**Written request:**
Each entry that follows must be output without any deviation.

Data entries
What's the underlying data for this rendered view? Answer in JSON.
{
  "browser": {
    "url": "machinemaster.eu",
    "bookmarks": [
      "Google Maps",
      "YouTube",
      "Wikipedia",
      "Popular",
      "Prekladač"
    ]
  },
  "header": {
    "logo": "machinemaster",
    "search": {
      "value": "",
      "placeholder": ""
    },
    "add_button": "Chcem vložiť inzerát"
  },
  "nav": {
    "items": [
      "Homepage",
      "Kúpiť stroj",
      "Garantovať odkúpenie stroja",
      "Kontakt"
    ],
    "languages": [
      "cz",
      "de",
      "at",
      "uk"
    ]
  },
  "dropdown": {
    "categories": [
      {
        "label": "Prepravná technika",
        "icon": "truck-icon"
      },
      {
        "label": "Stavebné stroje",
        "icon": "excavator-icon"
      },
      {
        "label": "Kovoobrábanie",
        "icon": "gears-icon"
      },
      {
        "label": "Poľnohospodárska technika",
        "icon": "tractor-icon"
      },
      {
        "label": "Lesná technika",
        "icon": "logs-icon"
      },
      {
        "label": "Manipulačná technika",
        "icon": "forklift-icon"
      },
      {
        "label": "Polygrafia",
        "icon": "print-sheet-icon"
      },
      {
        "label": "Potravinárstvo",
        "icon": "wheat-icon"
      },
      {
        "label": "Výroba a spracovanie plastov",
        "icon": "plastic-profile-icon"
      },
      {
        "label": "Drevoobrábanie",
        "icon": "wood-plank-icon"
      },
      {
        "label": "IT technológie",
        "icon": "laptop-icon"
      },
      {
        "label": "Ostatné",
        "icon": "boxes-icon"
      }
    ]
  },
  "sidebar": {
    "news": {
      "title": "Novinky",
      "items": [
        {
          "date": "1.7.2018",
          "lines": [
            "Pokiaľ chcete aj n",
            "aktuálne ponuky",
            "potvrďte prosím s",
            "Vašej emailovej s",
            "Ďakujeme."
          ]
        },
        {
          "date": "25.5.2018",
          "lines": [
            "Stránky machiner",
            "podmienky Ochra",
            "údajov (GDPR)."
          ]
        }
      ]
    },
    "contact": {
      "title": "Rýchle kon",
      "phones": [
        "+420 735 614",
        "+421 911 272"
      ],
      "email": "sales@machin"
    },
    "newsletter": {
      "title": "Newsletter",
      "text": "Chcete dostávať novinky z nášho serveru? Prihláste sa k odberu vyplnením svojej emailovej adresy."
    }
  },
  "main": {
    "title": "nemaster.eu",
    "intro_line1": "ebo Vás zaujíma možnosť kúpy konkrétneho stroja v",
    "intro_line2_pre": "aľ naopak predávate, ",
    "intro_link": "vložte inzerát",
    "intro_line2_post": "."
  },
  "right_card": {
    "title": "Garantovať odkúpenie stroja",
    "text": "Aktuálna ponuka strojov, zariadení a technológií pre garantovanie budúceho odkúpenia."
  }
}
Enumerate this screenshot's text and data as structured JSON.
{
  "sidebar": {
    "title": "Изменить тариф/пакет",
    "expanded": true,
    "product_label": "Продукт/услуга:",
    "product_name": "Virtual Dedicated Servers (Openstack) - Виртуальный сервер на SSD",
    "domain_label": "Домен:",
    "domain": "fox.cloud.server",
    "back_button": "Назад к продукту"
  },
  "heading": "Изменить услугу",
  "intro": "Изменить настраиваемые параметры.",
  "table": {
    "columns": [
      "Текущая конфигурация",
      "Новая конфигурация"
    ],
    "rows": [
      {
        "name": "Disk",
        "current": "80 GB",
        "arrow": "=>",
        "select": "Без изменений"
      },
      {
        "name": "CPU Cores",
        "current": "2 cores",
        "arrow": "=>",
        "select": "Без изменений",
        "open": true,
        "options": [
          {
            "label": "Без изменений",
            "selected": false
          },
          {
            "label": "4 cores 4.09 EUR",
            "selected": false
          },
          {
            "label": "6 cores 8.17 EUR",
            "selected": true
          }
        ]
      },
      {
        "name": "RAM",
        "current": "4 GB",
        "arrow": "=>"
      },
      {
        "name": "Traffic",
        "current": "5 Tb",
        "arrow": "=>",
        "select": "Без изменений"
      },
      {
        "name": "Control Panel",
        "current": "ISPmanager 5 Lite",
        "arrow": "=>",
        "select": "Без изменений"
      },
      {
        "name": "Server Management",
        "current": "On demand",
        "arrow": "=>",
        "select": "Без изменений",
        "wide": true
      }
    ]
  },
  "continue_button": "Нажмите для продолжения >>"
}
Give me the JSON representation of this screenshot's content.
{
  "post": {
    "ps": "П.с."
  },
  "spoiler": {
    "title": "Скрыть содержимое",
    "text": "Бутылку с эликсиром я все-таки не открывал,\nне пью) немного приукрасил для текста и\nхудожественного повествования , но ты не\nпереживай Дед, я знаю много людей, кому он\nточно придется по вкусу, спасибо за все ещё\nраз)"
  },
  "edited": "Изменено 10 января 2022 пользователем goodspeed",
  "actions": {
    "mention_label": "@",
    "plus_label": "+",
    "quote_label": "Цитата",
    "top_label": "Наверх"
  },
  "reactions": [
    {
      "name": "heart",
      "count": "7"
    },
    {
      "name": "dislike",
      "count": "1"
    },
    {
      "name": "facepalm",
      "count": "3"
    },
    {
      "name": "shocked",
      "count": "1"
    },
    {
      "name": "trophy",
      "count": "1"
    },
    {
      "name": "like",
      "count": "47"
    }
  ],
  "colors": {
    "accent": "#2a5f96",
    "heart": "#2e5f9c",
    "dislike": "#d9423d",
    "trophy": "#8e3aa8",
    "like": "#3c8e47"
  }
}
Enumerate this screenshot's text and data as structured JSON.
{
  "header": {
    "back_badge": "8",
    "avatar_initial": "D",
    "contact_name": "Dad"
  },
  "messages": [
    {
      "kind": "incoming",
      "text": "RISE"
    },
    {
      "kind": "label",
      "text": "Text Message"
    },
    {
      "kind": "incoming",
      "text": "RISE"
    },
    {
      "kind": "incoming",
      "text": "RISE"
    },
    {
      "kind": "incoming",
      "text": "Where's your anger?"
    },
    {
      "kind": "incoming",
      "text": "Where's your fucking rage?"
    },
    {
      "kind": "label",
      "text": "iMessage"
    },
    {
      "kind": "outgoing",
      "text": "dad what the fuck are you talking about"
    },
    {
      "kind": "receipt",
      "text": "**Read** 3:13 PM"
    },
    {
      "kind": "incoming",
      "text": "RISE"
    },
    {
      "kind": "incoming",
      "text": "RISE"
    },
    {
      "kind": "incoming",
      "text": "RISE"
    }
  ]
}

**Exercise solution:**
What's the underlying data for this rendered view? Answer in JSON.
{
  "browser": {
    "url": "machinemaster.eu",
    "bookmarks": [
      "Google Maps",
      "YouTube",
      "Wikipedia",
      "Popular",
      "Prekladač"
    ]
  },
  "header": {
    "logo": "machinemaster",
    "search": {
      "value": "",
      "placeholder": ""
    },
    "add_button": "Chcem vložiť inzerát"
  },
  "nav": {
    "items": [
      "Homepage",
      "Kúpiť stroj",
      "Garantovať odkúpenie stroja",
      "Kontakt"
    ],
    "languages": [
      "cz",
      "de",
      "at",
      "uk"
    ]
  },
  "dropdown": {
    "categories": [
      {
        "label": "Prepravná technika",
        "icon": "truck-icon"
      },
      {
        "label": "Stavebné stroje",
        "icon": "excavator-icon"
      },
      {
        "label": "Kovoobrábanie",
        "icon": "gears-icon"
      },
      {
        "label": "Poľnohospodárska technika",
        "icon": "tractor-icon"
      },
      {
        "label": "Lesná technika",
        "icon": "logs-icon"
      },
      {
        "label": "Manipulačná technika",
        "icon": "forklift-icon"
      },
      {
        "label": "Polygrafia",
        "icon": "print-sheet-icon"
      },
      {
        "label": "Potravinárstvo",
        "icon": "wheat-icon"
      },
      {
        "label": "Výroba a spracovanie plastov",
        "icon": "plastic-profile-icon"
      },
      {
        "label": "Drevoobrábanie",
        "icon": "wood-plank-icon"
      },
      {
        "label": "IT technológie",
        "icon": "laptop-icon"
      },
      {
        "label": "Ostatné",
        "icon": "boxes-icon"
      }
    ]
  },
  "sidebar": {
    "news": {
      "title": "Novinky",
      "items": [
        {
          "date": "1.7.2018",
          "lines": [
            "Pokiaľ chcete aj n",
            "aktuálne ponuky",
            "potvrďte prosím s",
            "Vašej emailovej s",
            "Ďakujeme."
          ]
        },
        {
          "date": "25.5.2018",
          "lines": [
            "Stránky machiner",
            "podmienky Ochra",
            "údajov (GDPR)."
          ]
        }
      ]
    },
    "contact": {
      "title": "Rýchle kon",
      "phones": [
        "+420 735 614",
        "+421 911 272"
      ],
      "email": "sales@machin"
    },
    "newsletter": {
      "title": "Newsletter",
      "text": "Chcete dostávať novinky z nášho serveru? Prihláste sa k odberu vyplnením svojej emailovej adresy."
    }
  },
  "main": {
    "title": "nemaster.eu",
    "intro_line1": "ebo Vás zaujíma možnosť kúpy konkrétneho stroja v",
    "intro_line2_pre": "aľ naopak predávate, ",
    "intro_link": "vložte inzerát",
    "intro_line2_post": "."
  },
  "right_card": {
    "title": "Garantovať odkúpenie stroja",
    "text": "Aktuálna ponuka strojov, zariadení a technológií pre garantovanie budúceho odkúpenia."
  }
}
Enumerate this screenshot's text and data as structured JSON.
{
  "sidebar": {
    "title": "Изменить тариф/пакет",
    "expanded": true,
    "product_label": "Продукт/услуга:",
    "product_name": "Virtual Dedicated Servers (Openstack) - Виртуальный сервер на SSD",
    "domain_label": "Домен:",
    "domain": "fox.cloud.server",
    "back_button": "Назад к продукту"
  },
  "heading": "Изменить услугу",
  "intro": "Изменить настраиваемые параметры.",
  "table": {
    "columns": [
      "Текущая конфигурация",
      "Новая конфигурация"
    ],
    "rows": [
      {
        "name": "Disk",
        "current": "80 GB",
        "arrow": "=>",
        "select": "Без изменений"
      },
      {
        "name": "CPU Cores",
        "current": "2 cores",
        "arrow": "=>",
        "select": "Без изменений",
        "open": true,
        "options": [
          {
            "label": "Без изменений",
            "selected": false
          },
          {
            "label": "4 cores 4.09 EUR",
            "selected": false
          },
          {
            "label": "6 cores 8.17 EUR",
            "selected": true
          }
        ]
      },
      {
        "name": "RAM",
        "current": "4 GB",
        "arrow": "=>"
      },
      {
        "name": "Traffic",
        "current": "5 Tb",
        "arrow": "=>",
        "select": "Без изменений"
      },
      {
        "name": "Control Panel",
        "current": "ISPmanager 5 Lite",
        "arrow": "=>",
        "select": "Без изменений"
      },
      {
        "name": "Server Management",
        "current": "On demand",
        "arrow": "=>",
        "select": "Без изменений",
        "wide": true
      }
    ]
  },
  "continue_button": "Нажмите для продолжения >>"
}
Give me the JSON representation of this screenshot's content.
{
  "post": {
    "ps": "П.с."
  },
  "spoiler": {
    "title": "Скрыть содержимое",
    "text": "Бутылку с эликсиром я все-таки не открывал,\nне пью) немного приукрасил для текста и\nхудожественного повествования , но ты не\nпереживай Дед, я знаю много людей, кому он\nточно придется по вкусу, спасибо за все ещё\nраз)"
  },
  "edited": "Изменено 10 января 2022 пользователем goodspeed",
  "actions": {
    "mention_label": "@",
    "plus_label": "+",
    "quote_label": "Цитата",
    "top_label": "Наверх"
  },
  "reactions": [
    {
      "name": "heart",
      "count": "7"
    },
    {
      "name": "dislike",
      "count": "1"
    },
    {
      "name": "facepalm",
      "count": "3"
    },
    {
      "name": "shocked",
      "count": "1"
    },
    {
      "name": "trophy",
      "count": "1"
    },
    {
      "name": "like",
      "count": "47"
    }
  ],
  "colors": {
    "accent": "#2a5f96",
    "heart": "#2e5f9c",
    "dislike": "#d9423d",
    "trophy": "#8e3aa8",
    "like": "#3c8e47"
  }
}
Enumerate this screenshot's text and data as structured JSON.
{
  "header": {
    "back_badge": "8",
    "avatar_initial": "D",
    "contact_name": "Dad"
  },
  "messages": [
    {
      "kind": "incoming",
      "text": "RISE"
    },
    {
      "kind": "label",
      "text": "Text Message"
    },
    {
      "kind": "incoming",
      "text": "RISE"
    },
    {
      "kind": "incoming",
      "text": "RISE"
    },
    {
      "kind": "incoming",
      "text": "Where's your anger?"
    },
    {
      "kind": "incoming",
      "text": "Where's your fucking rage?"
    },
    {
      "kind": "label",
      "text": "iMessage"
    },
    {
      "kind": "outgoing",
      "text": "dad what the fuck are you talking about"
    },
    {
      "kind": "receipt",
      "text": "**Read** 3:13 PM"
    },
    {
      "kind": "incoming",
      "text": "RISE"
    },
    {
      "kind": "incoming",
      "text": "RISE"
    },
    {
      "kind": "incoming",
      "text": "RISE"
    }
  ]
}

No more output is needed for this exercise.